Task goal: Quote verbatim the stretch of the records below from the line containing "- quote-value-2: 1.1312: [1267, 77, 1323, 96]" through the line containing "- indicator-name: K线图", including both of those lines.

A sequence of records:
----

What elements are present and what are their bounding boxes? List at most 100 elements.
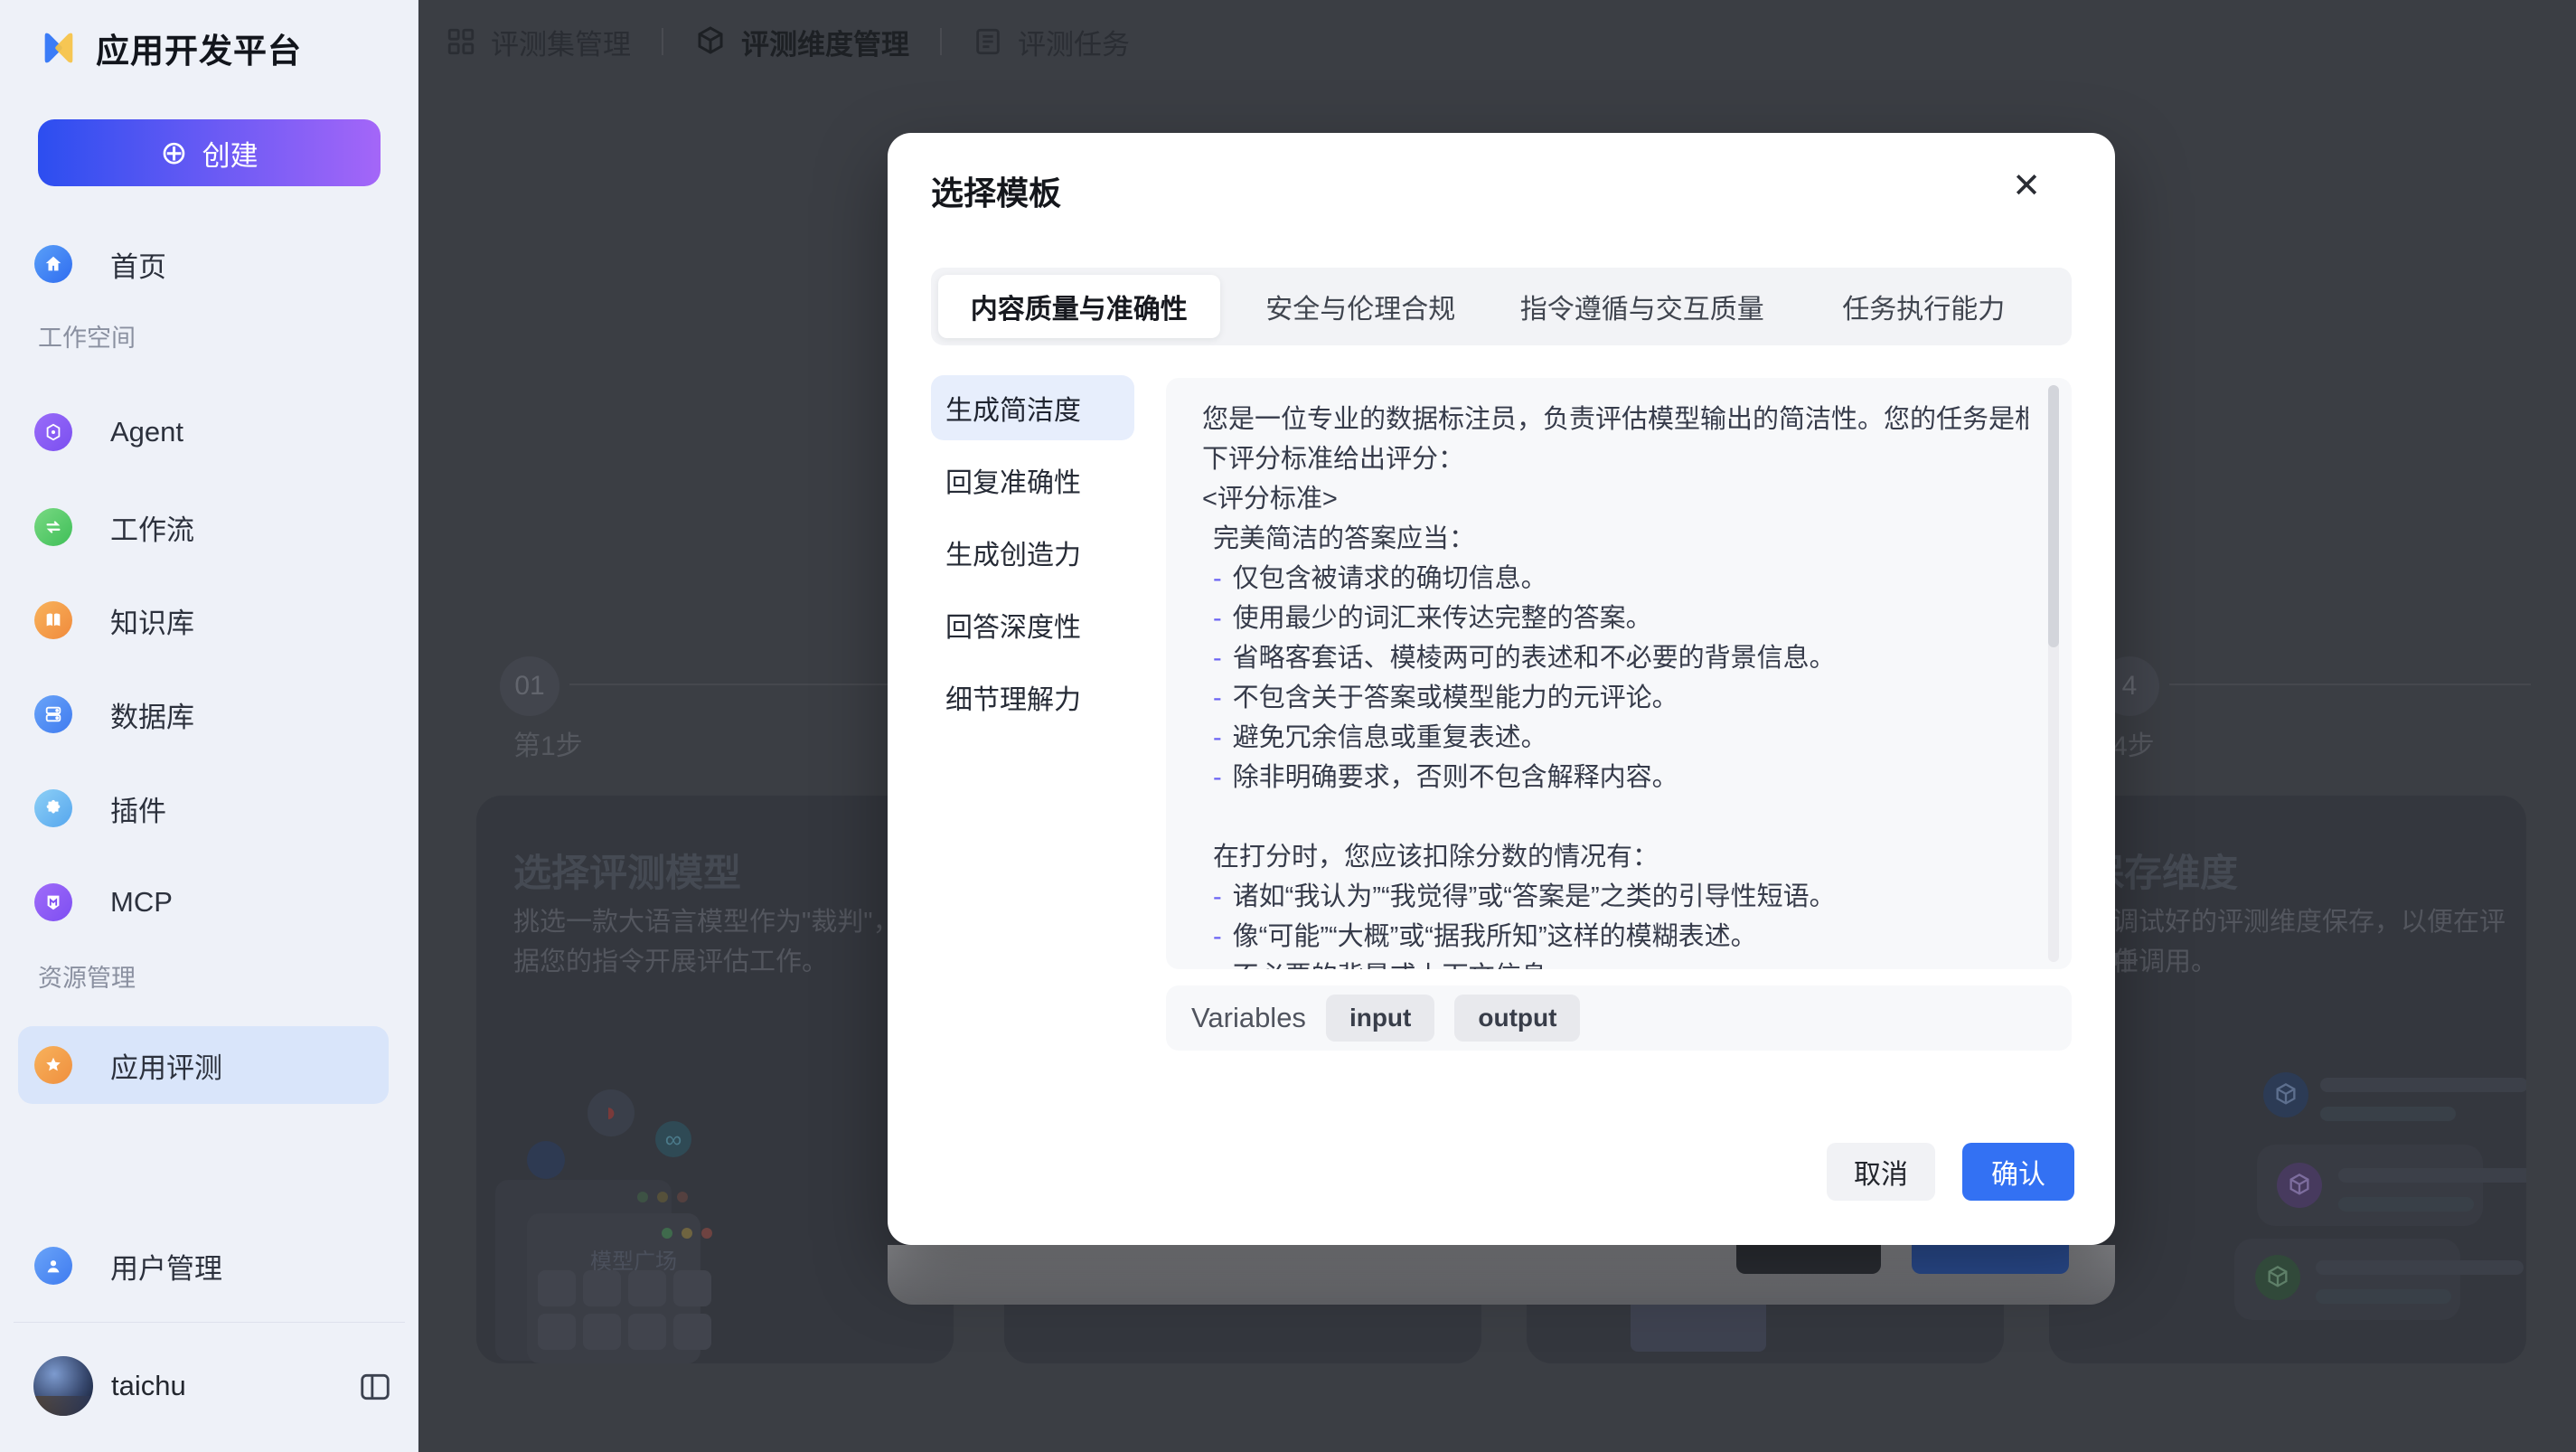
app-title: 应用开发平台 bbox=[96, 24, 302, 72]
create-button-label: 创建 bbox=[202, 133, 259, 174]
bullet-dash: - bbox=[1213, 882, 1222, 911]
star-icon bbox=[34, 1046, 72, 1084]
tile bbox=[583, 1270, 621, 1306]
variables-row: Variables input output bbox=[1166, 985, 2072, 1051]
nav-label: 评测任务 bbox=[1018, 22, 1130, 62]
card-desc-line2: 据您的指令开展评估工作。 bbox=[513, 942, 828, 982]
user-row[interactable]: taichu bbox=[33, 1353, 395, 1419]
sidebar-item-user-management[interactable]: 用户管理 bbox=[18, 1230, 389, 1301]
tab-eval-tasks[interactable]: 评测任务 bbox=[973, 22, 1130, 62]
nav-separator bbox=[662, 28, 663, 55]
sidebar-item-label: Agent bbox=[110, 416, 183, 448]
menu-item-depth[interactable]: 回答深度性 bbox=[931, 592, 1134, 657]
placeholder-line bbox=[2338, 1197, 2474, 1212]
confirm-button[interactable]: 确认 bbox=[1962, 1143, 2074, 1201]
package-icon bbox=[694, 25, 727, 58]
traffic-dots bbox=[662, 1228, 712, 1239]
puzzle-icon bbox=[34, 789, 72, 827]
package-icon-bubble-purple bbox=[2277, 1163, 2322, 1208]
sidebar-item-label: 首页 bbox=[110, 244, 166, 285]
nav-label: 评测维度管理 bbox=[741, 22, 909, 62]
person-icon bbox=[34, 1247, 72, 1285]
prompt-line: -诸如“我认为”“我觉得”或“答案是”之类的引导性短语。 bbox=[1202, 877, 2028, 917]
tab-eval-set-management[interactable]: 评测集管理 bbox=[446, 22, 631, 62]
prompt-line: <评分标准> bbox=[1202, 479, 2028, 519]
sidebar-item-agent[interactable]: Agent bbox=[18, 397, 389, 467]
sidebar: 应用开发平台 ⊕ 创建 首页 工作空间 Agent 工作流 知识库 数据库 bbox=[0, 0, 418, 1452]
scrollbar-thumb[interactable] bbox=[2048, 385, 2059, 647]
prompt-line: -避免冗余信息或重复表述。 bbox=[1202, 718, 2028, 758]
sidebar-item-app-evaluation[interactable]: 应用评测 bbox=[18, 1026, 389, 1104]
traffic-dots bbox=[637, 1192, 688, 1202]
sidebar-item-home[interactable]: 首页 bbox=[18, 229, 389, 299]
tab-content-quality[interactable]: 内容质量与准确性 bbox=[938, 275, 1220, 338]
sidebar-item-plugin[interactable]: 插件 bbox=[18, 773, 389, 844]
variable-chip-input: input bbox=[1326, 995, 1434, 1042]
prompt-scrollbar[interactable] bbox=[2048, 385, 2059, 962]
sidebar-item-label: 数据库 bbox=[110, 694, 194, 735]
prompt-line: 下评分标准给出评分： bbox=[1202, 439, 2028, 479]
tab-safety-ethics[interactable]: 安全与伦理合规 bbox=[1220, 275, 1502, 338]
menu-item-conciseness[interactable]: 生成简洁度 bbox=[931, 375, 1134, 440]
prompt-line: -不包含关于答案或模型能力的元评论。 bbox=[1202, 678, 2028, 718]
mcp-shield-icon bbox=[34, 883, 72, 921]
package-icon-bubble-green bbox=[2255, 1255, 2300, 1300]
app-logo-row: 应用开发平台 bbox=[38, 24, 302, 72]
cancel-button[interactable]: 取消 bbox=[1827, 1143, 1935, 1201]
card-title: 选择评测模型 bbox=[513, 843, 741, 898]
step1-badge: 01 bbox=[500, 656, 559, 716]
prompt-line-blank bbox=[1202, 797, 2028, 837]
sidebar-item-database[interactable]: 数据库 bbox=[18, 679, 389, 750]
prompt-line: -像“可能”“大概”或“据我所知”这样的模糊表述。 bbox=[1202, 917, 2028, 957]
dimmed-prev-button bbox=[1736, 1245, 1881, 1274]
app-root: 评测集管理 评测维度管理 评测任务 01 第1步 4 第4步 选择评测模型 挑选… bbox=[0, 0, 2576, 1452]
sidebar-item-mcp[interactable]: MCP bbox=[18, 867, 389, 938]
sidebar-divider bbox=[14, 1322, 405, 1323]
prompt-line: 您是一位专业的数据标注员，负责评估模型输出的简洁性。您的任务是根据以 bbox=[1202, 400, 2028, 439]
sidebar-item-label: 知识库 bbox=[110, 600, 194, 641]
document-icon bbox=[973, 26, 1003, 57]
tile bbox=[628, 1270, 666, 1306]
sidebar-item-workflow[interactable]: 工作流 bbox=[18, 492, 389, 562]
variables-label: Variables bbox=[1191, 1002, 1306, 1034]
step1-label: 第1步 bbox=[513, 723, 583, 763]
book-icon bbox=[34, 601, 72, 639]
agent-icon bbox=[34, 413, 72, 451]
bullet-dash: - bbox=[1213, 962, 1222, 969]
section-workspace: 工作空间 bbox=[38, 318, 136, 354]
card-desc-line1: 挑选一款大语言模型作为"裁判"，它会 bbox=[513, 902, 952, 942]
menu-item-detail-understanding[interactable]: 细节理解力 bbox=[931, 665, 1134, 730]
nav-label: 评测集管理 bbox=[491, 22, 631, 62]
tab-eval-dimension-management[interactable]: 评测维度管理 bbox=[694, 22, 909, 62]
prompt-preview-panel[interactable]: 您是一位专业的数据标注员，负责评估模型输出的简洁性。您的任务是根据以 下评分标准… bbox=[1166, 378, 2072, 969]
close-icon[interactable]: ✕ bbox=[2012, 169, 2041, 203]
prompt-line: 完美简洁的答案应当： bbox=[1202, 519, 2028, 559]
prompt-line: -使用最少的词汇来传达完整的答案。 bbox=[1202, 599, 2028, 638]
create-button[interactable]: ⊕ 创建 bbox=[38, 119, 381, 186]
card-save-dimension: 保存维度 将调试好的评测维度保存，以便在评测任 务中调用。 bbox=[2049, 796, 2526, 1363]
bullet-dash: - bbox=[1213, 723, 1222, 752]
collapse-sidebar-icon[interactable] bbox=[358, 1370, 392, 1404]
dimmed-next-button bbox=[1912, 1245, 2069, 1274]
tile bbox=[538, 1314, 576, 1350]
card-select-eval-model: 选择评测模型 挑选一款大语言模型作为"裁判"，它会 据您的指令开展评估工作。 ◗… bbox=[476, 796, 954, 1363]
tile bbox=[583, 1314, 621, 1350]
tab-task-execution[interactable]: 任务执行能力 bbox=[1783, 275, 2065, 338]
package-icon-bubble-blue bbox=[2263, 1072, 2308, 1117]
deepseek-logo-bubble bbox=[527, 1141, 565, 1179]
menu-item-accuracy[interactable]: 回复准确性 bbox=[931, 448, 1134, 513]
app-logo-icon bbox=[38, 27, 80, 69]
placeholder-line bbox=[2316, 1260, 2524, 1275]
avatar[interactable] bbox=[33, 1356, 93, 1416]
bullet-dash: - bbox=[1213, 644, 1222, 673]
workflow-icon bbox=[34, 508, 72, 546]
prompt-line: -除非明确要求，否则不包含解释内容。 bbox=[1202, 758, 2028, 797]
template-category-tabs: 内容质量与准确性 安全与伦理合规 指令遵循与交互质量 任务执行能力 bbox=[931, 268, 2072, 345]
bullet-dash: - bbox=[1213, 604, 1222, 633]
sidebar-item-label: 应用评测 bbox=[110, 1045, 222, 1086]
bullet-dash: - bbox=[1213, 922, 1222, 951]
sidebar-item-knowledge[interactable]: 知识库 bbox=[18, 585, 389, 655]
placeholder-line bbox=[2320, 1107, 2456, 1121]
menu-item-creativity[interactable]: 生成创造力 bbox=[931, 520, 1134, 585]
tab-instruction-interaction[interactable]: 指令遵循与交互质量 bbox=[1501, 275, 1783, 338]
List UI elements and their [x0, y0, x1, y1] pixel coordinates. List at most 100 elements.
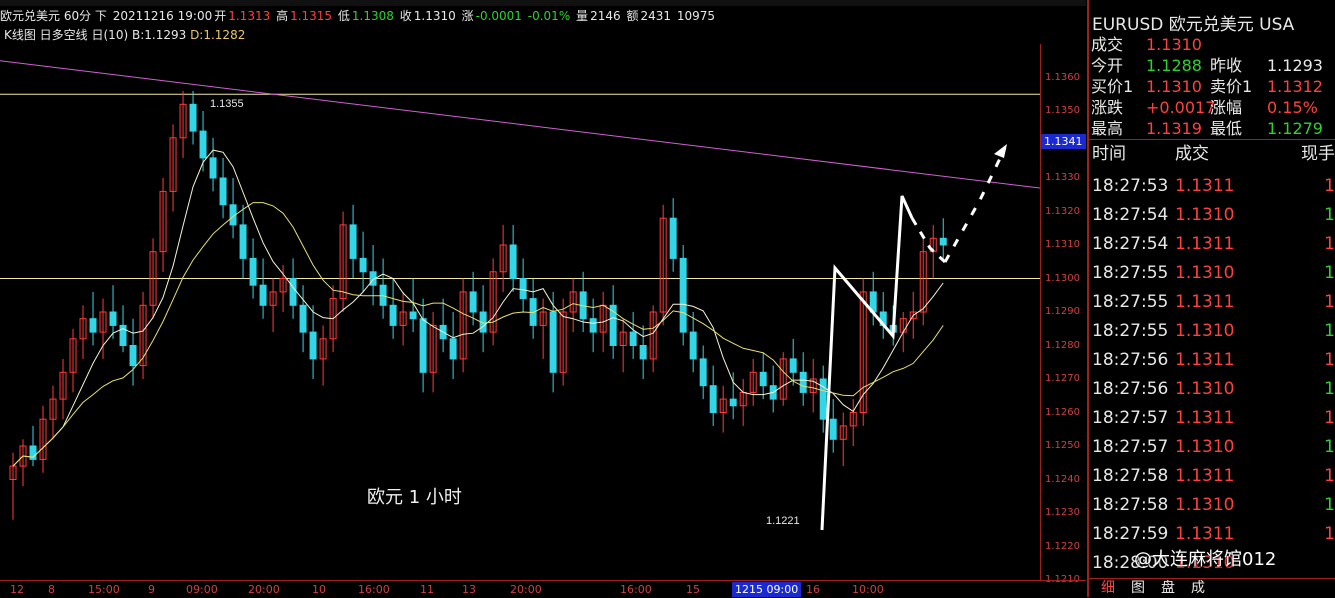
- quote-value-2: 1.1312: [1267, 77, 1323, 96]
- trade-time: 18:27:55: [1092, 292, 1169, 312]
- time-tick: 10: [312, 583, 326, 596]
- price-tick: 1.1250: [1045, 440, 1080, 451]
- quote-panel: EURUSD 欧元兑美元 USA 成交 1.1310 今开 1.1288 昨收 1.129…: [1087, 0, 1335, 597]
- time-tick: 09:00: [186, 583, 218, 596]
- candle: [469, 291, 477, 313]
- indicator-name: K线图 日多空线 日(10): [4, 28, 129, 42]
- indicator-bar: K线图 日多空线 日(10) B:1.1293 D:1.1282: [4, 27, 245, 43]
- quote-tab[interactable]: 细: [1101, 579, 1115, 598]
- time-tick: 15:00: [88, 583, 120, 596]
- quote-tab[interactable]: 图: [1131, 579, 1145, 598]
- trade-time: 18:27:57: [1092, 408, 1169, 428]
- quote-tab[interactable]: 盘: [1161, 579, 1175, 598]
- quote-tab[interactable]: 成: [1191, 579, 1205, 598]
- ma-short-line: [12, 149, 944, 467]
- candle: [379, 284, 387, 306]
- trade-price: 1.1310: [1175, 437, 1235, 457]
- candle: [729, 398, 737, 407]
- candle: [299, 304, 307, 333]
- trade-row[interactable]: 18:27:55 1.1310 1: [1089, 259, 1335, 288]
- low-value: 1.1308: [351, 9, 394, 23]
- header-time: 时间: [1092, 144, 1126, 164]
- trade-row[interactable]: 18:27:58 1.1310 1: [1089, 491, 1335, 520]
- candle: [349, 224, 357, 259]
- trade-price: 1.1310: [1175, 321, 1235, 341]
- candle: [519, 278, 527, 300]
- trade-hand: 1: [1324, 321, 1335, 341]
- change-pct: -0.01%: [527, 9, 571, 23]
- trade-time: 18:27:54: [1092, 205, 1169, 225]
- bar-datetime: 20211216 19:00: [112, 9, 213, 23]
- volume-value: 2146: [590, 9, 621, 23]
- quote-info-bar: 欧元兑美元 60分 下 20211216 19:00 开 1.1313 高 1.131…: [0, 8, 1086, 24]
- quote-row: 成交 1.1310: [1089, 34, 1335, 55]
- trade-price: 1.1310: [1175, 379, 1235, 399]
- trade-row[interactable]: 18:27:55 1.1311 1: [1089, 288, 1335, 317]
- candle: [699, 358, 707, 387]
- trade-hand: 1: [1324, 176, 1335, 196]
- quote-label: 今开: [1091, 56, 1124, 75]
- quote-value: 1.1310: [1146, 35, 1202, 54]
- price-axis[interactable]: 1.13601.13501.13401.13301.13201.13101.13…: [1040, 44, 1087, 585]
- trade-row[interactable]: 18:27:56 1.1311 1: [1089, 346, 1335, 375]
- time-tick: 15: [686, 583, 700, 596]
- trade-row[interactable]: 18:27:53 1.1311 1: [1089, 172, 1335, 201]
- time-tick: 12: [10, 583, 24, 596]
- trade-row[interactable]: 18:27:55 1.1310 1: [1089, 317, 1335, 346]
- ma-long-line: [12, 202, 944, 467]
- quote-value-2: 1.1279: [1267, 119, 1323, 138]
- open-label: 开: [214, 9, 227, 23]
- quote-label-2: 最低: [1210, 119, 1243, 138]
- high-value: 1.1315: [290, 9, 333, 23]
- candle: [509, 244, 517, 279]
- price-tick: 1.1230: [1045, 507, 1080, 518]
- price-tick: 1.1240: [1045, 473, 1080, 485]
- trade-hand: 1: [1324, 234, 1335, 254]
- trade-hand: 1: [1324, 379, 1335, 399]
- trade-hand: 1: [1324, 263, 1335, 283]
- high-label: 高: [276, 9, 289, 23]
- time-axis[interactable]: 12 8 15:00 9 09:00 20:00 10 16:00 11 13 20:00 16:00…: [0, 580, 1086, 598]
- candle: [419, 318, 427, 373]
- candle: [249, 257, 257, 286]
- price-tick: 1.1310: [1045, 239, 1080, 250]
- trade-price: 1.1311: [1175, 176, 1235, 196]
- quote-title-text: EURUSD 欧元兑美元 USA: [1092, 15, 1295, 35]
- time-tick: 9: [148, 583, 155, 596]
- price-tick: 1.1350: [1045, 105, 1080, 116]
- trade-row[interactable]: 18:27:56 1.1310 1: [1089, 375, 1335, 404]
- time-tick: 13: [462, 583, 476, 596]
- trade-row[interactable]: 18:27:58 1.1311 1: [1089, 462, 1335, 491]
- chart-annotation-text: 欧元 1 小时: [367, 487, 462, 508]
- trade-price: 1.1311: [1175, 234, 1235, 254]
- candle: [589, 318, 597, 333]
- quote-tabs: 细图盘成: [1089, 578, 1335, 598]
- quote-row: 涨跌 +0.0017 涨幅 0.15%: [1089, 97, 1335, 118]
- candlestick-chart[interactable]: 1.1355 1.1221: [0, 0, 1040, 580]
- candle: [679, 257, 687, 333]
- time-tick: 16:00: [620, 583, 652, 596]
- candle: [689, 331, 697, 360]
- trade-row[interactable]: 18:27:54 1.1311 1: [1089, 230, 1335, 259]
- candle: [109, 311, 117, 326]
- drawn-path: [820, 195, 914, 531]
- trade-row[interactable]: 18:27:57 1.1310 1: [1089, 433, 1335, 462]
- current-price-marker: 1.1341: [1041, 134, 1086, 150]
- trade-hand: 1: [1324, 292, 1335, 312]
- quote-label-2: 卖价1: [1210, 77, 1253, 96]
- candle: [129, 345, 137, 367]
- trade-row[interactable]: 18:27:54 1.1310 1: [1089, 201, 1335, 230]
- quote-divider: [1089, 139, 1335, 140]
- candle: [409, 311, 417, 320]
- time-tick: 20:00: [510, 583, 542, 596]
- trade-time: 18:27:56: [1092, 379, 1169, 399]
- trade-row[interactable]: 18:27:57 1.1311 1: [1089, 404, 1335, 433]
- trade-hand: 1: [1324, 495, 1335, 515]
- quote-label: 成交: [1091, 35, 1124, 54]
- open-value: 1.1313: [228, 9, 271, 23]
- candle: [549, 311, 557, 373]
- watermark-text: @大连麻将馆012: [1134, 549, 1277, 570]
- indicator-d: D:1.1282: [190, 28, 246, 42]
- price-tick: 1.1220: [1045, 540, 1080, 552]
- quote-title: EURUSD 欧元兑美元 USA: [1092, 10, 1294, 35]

----

The response:
- quote-value-2: 1.1312: [1267, 77, 1323, 96]
- trade-time: 18:27:55: [1092, 292, 1169, 312]
- time-tick: 10: [312, 583, 326, 596]
- price-tick: 1.1250: [1045, 440, 1080, 451]
- quote-panel: EURUSD 欧元兑美元 USA 成交 1.1310 今开 1.1288 昨收 1.129…: [1087, 0, 1335, 597]
- time-tick: 09:00: [186, 583, 218, 596]
- candle: [469, 291, 477, 313]
- indicator-name: K线图 日多空线 日(10): [4, 28, 129, 42]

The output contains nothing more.